> [Task brief] Provide the number of lines where the word "Souza" occurs, and no other text.

> [Given data]
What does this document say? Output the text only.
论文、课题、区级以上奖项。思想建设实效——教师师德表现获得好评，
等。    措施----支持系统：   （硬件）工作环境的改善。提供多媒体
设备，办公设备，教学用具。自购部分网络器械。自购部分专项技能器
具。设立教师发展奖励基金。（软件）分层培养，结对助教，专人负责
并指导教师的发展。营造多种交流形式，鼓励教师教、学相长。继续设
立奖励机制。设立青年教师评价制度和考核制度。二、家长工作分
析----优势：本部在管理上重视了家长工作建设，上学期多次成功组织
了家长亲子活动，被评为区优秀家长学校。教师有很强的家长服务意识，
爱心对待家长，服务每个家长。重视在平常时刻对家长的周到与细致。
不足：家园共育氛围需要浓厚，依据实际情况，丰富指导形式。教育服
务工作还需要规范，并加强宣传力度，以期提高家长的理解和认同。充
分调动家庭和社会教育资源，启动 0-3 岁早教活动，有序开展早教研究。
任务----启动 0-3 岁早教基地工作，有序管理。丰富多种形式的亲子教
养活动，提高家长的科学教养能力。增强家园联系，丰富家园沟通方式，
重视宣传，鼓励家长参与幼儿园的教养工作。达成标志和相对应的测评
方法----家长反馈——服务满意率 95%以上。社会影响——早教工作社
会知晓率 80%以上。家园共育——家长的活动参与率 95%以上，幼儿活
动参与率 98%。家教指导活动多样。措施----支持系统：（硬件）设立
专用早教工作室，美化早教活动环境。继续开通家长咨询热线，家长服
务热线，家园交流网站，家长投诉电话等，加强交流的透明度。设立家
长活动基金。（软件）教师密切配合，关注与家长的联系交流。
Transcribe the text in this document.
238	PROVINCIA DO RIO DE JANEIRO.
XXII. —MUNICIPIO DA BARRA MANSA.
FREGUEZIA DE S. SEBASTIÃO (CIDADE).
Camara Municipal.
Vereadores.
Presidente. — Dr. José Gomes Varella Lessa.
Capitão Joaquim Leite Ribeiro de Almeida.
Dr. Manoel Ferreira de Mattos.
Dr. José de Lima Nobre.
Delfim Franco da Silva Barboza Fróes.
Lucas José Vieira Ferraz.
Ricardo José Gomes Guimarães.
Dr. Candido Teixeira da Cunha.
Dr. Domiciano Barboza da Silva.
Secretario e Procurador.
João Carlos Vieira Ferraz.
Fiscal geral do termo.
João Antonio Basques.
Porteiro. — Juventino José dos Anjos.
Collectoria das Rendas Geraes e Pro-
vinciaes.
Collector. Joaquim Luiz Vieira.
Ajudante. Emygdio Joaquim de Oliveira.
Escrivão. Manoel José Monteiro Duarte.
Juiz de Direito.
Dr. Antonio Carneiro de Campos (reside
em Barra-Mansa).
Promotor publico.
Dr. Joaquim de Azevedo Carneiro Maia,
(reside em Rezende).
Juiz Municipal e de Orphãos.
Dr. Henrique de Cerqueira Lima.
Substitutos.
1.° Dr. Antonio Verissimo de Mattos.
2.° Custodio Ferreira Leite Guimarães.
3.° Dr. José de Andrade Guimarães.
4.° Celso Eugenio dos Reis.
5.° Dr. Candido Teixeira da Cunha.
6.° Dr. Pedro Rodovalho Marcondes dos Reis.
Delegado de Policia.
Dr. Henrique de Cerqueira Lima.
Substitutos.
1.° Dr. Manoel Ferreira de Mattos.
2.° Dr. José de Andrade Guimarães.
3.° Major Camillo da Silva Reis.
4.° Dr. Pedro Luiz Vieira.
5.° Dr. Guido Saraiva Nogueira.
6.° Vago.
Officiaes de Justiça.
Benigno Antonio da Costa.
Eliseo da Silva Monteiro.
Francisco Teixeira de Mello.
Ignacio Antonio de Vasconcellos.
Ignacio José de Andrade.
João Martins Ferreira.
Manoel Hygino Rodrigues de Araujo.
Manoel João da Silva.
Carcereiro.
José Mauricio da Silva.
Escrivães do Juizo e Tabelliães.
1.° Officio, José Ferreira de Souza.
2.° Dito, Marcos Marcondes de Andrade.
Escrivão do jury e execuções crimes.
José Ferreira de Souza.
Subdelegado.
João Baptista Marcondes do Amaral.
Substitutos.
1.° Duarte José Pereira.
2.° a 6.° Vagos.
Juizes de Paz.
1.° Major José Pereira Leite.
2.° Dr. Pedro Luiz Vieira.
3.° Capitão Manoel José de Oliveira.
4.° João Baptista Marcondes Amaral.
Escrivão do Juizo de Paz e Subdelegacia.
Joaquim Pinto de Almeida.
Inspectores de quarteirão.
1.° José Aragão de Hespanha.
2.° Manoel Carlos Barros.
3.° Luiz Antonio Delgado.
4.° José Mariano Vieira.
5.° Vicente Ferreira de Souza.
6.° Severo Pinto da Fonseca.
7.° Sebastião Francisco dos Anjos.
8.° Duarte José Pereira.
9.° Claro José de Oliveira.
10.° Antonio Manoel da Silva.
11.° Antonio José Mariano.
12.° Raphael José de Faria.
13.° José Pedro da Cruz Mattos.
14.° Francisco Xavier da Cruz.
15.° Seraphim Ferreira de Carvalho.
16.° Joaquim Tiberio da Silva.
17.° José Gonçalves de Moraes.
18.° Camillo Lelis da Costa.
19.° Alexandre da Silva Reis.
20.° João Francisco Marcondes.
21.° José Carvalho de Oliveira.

> [Output of the exercise] 3